» Challenge
Type the records out again in full, exactly.

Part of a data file
┄┄┄┄┄┄┄┄┄┄

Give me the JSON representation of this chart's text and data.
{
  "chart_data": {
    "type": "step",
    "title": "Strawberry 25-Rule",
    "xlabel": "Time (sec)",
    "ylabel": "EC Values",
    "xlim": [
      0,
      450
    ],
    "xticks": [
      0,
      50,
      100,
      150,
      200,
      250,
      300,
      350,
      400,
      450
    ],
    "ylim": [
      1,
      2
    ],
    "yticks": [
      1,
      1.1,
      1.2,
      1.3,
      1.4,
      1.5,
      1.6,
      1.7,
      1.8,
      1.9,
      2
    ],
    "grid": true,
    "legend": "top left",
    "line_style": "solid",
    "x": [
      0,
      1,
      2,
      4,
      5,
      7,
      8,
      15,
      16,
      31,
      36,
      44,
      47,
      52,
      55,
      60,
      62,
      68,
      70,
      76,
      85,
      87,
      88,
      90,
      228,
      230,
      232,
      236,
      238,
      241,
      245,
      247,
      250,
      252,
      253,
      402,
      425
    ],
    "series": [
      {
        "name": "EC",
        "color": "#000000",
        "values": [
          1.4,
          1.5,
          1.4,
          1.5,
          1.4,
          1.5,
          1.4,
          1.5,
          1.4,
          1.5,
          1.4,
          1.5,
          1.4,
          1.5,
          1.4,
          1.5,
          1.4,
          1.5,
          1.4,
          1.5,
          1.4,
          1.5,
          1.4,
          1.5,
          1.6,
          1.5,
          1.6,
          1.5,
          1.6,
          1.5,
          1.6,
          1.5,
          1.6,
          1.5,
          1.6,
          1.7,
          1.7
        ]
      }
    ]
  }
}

┄┄┄┄┄┄┄┄┄┄

» The reply
Give me the JSON representation of this chart's text and data.
{
  "chart_data": {
    "type": "step",
    "title": "Strawberry 25-Rule",
    "xlabel": "Time (sec)",
    "ylabel": "EC Values",
    "xlim": [
      0,
      450
    ],
    "xticks": [
      0,
      50,
      100,
      150,
      200,
      250,
      300,
      350,
      400,
      450
    ],
    "ylim": [
      1,
      2
    ],
    "yticks": [
      1,
      1.1,
      1.2,
      1.3,
      1.4,
      1.5,
      1.6,
      1.7,
      1.8,
      1.9,
      2
    ],
    "grid": true,
    "legend": "top left",
    "line_style": "solid",
    "x": [
      0,
      1,
      2,
      4,
      5,
      7,
      8,
      15,
      16,
      31,
      36,
      44,
      47,
      52,
      55,
      60,
      62,
      68,
      70,
      76,
      85,
      87,
      88,
      90,
      228,
      230,
      232,
      236,
      238,
      241,
      245,
      247,
      250,
      252,
      253,
      402,
      425
    ],
    "series": [
      {
        "name": "EC",
        "color": "#000000",
        "values": [
          1.4,
          1.5,
          1.4,
          1.5,
          1.4,
          1.5,
          1.4,
          1.5,
          1.4,
          1.5,
          1.4,
          1.5,
          1.4,
          1.5,
          1.4,
          1.5,
          1.4,
          1.5,
          1.4,
          1.5,
          1.4,
          1.5,
          1.4,
          1.5,
          1.6,
          1.5,
          1.6,
          1.5,
          1.6,
          1.5,
          1.6,
          1.5,
          1.6,
          1.5,
          1.6,
          1.7,
          1.7
        ]
      }
    ]
  }
}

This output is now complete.